- **Tarefa proposta 1**:
Responda com base no excerto sobre a multa aplicada a Tomás Correia:
(a) Que multa foi aplicada à instituição financeira chefiada por Tomás Correia entre 2008 e 2015?
(b) Em que dia foi comunicada a decisão ao presidente da mutualista?
(c) Quantos anos dura o período transitório referido por José Almaça?
- **Tarefa proposta 2**: Por favor, reescreva como lista JSON de strings, com uma string por linha e sem as linhas em branco, o troço dos registos que vai do início até à linha que contém "vo-play-button[interactable]: ▶ xyxy=(459,275,467,282)", ambas incluídas.

O presidente da maior mutualista do país (AMMG), dona do Banco Montepio, foi condenado pelo Banco de Portugal (BdP) ao pagamento de uma multa de 1,25 milhões de euros por práticas que o supervisor da banca considerou de tal modo graves que põem em causa a sua idoneidade. A decisão foi-lhe comunicada na quinta-feira, dia 21 de Fevereiro, alguns dias depois de Tomás Correia ter sido recebido pelo primeiro-ministro, António Costa, e pelo ministro da Segurança Social, Vieira da Silva, que tutela a AMMG. Apesar da condenação, a presidência da mutualista não está em causa, segundo o regulador dos seguros, José Almaça.

Tomás Correia foi multado em 1,25 milhões de euros pelo Banco de Portugal (BdP) por irregularidades graves realizadas quando exercia o cargo do presidente da Caixa Económica (entre 2008 e 2015), agora designado Banco Montepio. O PÚBLICO apurou ainda que a instituição financeira, chefiada entre 2008 e 2015 por Tomás Correia, foi também multada em 3,5 milhões de euros.

No início do mês, o líder da Associação Mutualista – reeleito no final do ano passado para novo mandato – pediu uma reunião com António Costa, que o recebeu acompanhado de Vieira da Silva. A mutualista está na esfera de autoridade do Ministério da Segurança Social e passou, depois da recente alteração legislativa, a ser regulada pelo supervisor dos seguros, a Autoridade de Seguros e Fundos de Pensões (ASF), cujo presidente rejeitou esta sexta-feira, à Lusa, poderes para avaliar a idoneidade de Tomás Correia.

Para José Almaça, “o assunto da idoneidade não tem que ver com a ASF no período transitório”, de 12 anos. O responsável pelo regulador dos seguros explicou que só após o período de convergência da mutualista com o sector segurador é que caberá à ASF essa competência. “Não temos de nos pronunciar sobre essa matéria, o trabalho da ASF neste momento é verificar se convergem para o regime segurador. Só depois de convergirem passarão para a nossa supervisão”, afirmou Almaça.

- **Registos fornecidos**:
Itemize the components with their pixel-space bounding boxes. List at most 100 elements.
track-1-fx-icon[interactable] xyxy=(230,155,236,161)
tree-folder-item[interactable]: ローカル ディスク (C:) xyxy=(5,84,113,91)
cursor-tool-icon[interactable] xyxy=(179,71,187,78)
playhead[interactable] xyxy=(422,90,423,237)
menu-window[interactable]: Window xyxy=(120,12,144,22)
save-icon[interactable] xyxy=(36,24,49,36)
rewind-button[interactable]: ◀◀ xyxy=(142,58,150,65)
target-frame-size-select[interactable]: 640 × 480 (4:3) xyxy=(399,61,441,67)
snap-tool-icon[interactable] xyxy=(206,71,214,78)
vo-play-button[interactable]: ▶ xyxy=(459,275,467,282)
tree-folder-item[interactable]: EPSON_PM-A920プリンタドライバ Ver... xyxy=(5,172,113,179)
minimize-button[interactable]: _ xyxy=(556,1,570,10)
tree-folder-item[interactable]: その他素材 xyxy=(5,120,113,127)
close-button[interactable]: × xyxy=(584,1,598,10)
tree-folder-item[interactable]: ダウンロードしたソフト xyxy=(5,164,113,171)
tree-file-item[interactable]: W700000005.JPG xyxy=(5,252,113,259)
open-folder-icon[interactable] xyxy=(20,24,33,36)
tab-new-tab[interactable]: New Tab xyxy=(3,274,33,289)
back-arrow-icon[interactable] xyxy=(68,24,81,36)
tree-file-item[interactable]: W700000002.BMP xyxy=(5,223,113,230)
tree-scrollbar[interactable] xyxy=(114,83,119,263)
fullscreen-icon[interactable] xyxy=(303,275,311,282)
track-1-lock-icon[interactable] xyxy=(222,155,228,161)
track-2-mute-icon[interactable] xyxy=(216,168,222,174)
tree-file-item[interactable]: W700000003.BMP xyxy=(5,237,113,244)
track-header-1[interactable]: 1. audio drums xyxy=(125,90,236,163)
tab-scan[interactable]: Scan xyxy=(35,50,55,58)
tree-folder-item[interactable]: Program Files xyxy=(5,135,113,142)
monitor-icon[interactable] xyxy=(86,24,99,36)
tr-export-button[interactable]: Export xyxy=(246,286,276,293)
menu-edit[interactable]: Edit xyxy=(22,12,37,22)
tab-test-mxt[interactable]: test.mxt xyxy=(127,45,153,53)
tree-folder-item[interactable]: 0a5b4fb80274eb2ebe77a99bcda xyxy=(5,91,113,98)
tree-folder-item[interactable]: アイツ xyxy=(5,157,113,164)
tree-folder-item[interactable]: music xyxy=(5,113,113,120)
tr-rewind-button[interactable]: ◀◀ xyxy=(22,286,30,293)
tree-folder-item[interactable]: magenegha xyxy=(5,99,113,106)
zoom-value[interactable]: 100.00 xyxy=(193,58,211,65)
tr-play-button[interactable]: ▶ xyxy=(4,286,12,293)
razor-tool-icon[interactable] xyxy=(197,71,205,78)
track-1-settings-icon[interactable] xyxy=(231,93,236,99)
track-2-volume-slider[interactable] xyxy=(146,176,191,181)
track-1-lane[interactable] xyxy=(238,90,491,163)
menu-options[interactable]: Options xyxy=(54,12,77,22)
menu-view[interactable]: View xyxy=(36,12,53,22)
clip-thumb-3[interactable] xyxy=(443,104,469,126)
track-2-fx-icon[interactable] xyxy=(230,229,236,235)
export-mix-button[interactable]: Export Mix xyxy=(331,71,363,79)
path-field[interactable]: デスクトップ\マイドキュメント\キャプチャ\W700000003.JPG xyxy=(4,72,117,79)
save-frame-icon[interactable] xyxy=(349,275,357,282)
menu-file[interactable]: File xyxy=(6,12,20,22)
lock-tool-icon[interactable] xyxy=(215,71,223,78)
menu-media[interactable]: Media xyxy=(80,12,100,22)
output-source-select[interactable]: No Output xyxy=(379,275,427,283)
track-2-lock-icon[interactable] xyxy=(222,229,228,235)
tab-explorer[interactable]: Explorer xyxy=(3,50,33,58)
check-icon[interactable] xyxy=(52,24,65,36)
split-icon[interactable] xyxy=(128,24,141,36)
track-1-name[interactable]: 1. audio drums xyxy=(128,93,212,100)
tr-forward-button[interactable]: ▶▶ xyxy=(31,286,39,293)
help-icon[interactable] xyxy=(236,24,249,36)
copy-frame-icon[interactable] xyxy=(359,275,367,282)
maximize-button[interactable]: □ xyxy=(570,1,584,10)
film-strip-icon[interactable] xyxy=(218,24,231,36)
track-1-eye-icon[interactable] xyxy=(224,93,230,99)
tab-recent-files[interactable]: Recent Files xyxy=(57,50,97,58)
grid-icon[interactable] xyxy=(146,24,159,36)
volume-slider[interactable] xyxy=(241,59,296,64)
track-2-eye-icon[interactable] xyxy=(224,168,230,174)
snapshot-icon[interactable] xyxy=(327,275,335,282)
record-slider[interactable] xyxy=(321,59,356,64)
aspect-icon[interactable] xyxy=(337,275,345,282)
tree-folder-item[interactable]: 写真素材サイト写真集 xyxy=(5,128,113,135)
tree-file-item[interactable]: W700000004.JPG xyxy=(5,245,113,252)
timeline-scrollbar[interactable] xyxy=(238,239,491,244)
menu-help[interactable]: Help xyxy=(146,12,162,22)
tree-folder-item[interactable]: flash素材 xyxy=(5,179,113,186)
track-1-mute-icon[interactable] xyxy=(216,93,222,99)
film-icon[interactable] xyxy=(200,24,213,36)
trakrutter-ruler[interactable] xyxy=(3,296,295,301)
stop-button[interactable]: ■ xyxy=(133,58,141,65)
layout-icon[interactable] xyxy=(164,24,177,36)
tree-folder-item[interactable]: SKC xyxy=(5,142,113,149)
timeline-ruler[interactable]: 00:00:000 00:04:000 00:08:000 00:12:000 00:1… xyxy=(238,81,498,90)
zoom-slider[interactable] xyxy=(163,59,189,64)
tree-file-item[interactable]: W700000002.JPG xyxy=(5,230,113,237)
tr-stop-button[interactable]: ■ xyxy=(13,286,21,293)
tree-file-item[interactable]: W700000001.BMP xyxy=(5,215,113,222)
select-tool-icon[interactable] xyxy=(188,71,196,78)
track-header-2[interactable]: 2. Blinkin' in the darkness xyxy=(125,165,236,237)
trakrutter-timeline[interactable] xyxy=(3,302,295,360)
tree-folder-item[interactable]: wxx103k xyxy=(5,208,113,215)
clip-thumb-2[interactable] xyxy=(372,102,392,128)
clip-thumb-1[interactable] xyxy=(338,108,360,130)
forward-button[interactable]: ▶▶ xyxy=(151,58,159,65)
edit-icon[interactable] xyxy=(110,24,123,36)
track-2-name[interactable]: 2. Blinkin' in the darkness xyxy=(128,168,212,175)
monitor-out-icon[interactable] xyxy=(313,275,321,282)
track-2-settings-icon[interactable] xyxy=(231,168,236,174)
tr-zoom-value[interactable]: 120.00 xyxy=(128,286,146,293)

- **Resultado correto 1**:
(a) 3,5 milhões de euros.
(b) Na quinta-feira, dia 21 de Fevereiro.
(c) 12 anos.

- **Resultado correto 2**:
[
  "Itemize the components with their pixel-space bounding boxes. List at most 100 elements.",
  "track-1-fx-icon[interactable] xyxy=(230,155,236,161)",
  "tree-folder-item[interactable]: ローカル ディスク (C:) xyxy=(5,84,113,91)",
  "cursor-tool-icon[interactable] xyxy=(179,71,187,78)",
  "playhead[interactable] xyxy=(422,90,423,237)",
  "menu-window[interactable]: Window xyxy=(120,12,144,22)",
  "save-icon[interactable] xyxy=(36,24,49,36)",
  "rewind-button[interactable]: ◀◀ xyxy=(142,58,150,65)",
  "target-frame-size-select[interactable]: 640 × 480 (4:3) xyxy=(399,61,441,67)",
  "snap-tool-icon[interactable] xyxy=(206,71,214,78)",
  "vo-play-button[interactable]: ▶ xyxy=(459,275,467,282)"
]